* CONSIGNES *
- a) Relevez tous les pays nommés dans le texte extrait.
- b) Répondez aux questions suivantes d'après le texte extrait :
(i) Quelle institution a actionné le levier des restrictions ?
(ii) Combien de producteurs de cacao ont été arrêtés à Abidjan le 10 mai ?
(iii) Depuis combien de temps plus de 2100 coopératives attendent-elles le versement de la prime Covid ?

* TEXTE EXTRAIT *
-- -- --

Multinationales accapareuses
Au lendemain du coup d'Etat, la CEDEAO, instrument de la multilatéralisation de l'action française en Afrique, laisse planer la menace d'une intervention militaire. Le Mali et le Burkina Faso affichent leur soutien au Niger. Déjà, les sanctions pleuvent et sont opérantes: depuis quelques jours, l'argent ne circule plus. Les banques sont à court de liquidités. Depuis que la Banque Centrale des Etats de l'Afrique de l'Ouest (BCEAO) a actionné le levier des restrictions, les Nigériens peinent à avoir accès à leurs fonds. Les retraits sont plafonnés, les salaires sont inaccessibles. Les impayés s'accumulent.
Comment dès lors s'étonner que la France soit partout rejetée en Afrique ? Car sous les habits du discours anti-occidental, s'exprime un rejet des pratiques des Etats occidentaux et de leurs multinationales accapareuses, de même qu'une condamnation de la captation de la rente par les élites en place, avec l'accord tacite ou le silence bienvenu des grandes démocraties occidentales.
La colère liée à la mainmise des entreprises étrangères sur les ressources, et les tentatives de correction des systèmes où celles-ci bénéficient du rendement maximal des produits exploités, et les communautés locales des miettes, ne se limite pas qu'au Niger. Le 10 mai dernier à Abidjan, en Côte d'Ivoire, une vingtaine de producteurs de cacao sont arrêtés après une manifestation devant le Conseil Café-Cacao. Plus de 2100 coopératives attendent en effet, depuis près de deux ans, le versement d'une prime Covid que certains syndicalistes accusent le Conseil Café-Cacao, un organisme étatique, d'avoir détournée.

-- -- --

* Données de prédiction des cadres de délimitation *

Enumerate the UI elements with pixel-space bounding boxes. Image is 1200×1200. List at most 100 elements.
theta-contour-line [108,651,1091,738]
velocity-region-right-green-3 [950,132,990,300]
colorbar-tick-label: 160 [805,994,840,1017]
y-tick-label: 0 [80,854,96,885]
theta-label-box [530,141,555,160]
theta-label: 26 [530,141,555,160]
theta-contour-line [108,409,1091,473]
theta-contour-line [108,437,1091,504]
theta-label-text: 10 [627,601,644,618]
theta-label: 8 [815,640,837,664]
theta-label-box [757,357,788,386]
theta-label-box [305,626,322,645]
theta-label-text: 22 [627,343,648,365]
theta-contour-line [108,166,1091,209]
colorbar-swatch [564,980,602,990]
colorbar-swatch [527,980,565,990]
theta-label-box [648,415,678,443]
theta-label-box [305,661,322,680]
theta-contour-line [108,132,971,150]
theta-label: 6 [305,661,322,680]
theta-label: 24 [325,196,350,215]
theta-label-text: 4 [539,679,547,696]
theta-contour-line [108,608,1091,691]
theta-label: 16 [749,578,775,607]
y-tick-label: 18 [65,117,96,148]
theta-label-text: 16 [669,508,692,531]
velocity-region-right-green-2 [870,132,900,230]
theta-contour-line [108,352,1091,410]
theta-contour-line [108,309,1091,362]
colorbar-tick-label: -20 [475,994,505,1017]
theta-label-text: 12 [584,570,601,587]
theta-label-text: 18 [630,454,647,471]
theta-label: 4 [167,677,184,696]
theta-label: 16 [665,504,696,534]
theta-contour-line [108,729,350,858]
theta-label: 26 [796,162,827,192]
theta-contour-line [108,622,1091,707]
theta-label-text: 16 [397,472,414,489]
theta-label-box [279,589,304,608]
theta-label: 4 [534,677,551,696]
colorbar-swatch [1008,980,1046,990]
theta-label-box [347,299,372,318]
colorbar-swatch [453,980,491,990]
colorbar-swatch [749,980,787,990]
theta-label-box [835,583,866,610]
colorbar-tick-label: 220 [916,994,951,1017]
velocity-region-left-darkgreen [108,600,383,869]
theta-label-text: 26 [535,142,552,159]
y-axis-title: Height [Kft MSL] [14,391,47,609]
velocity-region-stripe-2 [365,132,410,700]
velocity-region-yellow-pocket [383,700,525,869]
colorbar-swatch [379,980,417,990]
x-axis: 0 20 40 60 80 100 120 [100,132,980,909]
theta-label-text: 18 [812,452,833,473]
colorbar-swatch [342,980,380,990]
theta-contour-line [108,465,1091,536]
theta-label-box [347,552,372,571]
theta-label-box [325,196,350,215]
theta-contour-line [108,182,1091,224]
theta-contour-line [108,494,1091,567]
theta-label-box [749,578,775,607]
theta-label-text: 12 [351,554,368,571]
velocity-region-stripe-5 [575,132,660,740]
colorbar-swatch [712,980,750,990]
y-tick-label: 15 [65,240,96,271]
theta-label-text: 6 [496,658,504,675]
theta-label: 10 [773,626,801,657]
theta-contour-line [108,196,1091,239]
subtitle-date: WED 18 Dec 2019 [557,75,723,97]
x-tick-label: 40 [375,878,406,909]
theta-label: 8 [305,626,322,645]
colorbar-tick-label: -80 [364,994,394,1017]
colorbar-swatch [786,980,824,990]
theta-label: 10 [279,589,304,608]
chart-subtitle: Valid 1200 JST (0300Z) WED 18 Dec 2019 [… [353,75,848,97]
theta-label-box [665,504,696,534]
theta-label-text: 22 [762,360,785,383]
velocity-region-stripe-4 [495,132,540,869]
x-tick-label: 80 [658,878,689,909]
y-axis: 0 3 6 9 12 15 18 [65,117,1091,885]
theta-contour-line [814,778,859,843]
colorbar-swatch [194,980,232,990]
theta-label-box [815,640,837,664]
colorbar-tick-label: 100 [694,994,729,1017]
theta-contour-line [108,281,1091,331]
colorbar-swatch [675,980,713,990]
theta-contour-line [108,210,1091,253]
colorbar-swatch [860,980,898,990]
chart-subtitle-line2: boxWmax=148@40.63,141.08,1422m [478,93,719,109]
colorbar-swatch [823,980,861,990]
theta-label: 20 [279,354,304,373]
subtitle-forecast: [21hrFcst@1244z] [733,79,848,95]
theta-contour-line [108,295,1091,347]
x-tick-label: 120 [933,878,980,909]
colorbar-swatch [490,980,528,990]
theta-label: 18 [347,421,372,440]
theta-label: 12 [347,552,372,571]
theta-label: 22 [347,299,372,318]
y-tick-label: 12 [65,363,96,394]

-- -- --

* CORRIGÉ *
- a) Niger, Mali, Burkina Faso, France, Côte d'Ivoire

- b)
(i) La Banque Centrale des Etats de l'Afrique de l'Ouest (BCEAO).
(ii) Une vingtaine.
(iii) Depuis près de deux ans.